Task statement >> Quote all of the entries word for word.

* * * * * * *

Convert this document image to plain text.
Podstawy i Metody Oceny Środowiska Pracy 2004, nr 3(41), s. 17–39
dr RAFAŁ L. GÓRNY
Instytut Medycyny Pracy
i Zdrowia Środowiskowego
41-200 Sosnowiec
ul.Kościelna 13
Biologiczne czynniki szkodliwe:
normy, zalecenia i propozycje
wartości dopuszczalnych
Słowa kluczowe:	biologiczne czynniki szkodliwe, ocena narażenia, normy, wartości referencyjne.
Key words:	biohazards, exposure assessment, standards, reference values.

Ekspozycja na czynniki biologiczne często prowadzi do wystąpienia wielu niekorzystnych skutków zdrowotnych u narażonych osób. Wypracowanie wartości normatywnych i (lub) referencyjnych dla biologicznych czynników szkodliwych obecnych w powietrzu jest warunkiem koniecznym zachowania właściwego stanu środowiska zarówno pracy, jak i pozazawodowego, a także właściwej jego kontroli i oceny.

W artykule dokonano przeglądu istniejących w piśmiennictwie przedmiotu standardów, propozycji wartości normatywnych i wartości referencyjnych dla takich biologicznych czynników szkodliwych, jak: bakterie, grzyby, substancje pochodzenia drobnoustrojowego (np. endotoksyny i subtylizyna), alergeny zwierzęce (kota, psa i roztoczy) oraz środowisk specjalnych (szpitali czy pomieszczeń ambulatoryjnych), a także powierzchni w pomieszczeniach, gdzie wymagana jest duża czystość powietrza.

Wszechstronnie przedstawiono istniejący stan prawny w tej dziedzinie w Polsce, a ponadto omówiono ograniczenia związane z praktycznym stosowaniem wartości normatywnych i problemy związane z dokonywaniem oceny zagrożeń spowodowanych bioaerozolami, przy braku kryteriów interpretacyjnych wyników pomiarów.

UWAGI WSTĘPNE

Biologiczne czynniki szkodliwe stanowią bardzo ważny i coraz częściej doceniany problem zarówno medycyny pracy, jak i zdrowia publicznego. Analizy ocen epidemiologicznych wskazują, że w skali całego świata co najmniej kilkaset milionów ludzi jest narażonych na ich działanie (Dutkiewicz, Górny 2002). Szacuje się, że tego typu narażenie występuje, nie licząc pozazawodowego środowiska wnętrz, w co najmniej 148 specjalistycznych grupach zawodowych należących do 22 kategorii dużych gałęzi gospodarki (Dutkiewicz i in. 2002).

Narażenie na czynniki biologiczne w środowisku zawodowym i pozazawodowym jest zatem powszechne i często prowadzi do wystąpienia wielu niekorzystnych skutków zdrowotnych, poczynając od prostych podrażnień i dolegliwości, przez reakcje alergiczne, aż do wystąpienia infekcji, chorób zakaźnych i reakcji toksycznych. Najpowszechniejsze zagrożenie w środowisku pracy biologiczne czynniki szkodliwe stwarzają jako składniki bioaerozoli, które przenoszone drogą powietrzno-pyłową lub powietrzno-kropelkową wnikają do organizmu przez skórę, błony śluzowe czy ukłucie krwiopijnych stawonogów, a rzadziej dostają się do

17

* * * * * * *

Exercise result >>
Convert this document image to plain text.
Podstawy i Metody Oceny Środowiska Pracy 2004, nr 3(41), s. 17–39
dr RAFAŁ L. GÓRNY
Instytut Medycyny Pracy
i Zdrowia Środowiskowego
41-200 Sosnowiec
ul.Kościelna 13
Biologiczne czynniki szkodliwe:
normy, zalecenia i propozycje
wartości dopuszczalnych
Słowa kluczowe:	biologiczne czynniki szkodliwe, ocena narażenia, normy, wartości referencyjne.
Key words:	biohazards, exposure assessment, standards, reference values.

Ekspozycja na czynniki biologiczne często prowadzi do wystąpienia wielu niekorzystnych skutków zdrowotnych u narażonych osób. Wypracowanie wartości normatywnych i (lub) referencyjnych dla biologicznych czynników szkodliwych obecnych w powietrzu jest warunkiem koniecznym zachowania właściwego stanu środowiska zarówno pracy, jak i pozazawodowego, a także właściwej jego kontroli i oceny.

W artykule dokonano przeglądu istniejących w piśmiennictwie przedmiotu standardów, propozycji wartości normatywnych i wartości referencyjnych dla takich biologicznych czynników szkodliwych, jak: bakterie, grzyby, substancje pochodzenia drobnoustrojowego (np. endotoksyny i subtylizyna), alergeny zwierzęce (kota, psa i roztoczy) oraz środowisk specjalnych (szpitali czy pomieszczeń ambulatoryjnych), a także powierzchni w pomieszczeniach, gdzie wymagana jest duża czystość powietrza.

Wszechstronnie przedstawiono istniejący stan prawny w tej dziedzinie w Polsce, a ponadto omówiono ograniczenia związane z praktycznym stosowaniem wartości normatywnych i problemy związane z dokonywaniem oceny zagrożeń spowodowanych bioaerozolami, przy braku kryteriów interpretacyjnych wyników pomiarów.

UWAGI WSTĘPNE

Biologiczne czynniki szkodliwe stanowią bardzo ważny i coraz częściej doceniany problem zarówno medycyny pracy, jak i zdrowia publicznego. Analizy ocen epidemiologicznych wskazują, że w skali całego świata co najmniej kilkaset milionów ludzi jest narażonych na ich działanie (Dutkiewicz, Górny 2002). Szacuje się, że tego typu narażenie występuje, nie licząc pozazawodowego środowiska wnętrz, w co najmniej 148 specjalistycznych grupach zawodowych należących do 22 kategorii dużych gałęzi gospodarki (Dutkiewicz i in. 2002).

Narażenie na czynniki biologiczne w środowisku zawodowym i pozazawodowym jest zatem powszechne i często prowadzi do wystąpienia wielu niekorzystnych skutków zdrowotnych, poczynając od prostych podrażnień i dolegliwości, przez reakcje alergiczne, aż do wystąpienia infekcji, chorób zakaźnych i reakcji toksycznych. Najpowszechniejsze zagrożenie w środowisku pracy biologiczne czynniki szkodliwe stwarzają jako składniki bioaerozoli, które przenoszone drogą powietrzno-pyłową lub powietrzno-kropelkową wnikają do organizmu przez skórę, błony śluzowe czy ukłucie krwiopijnych stawonogów, a rzadziej dostają się do

17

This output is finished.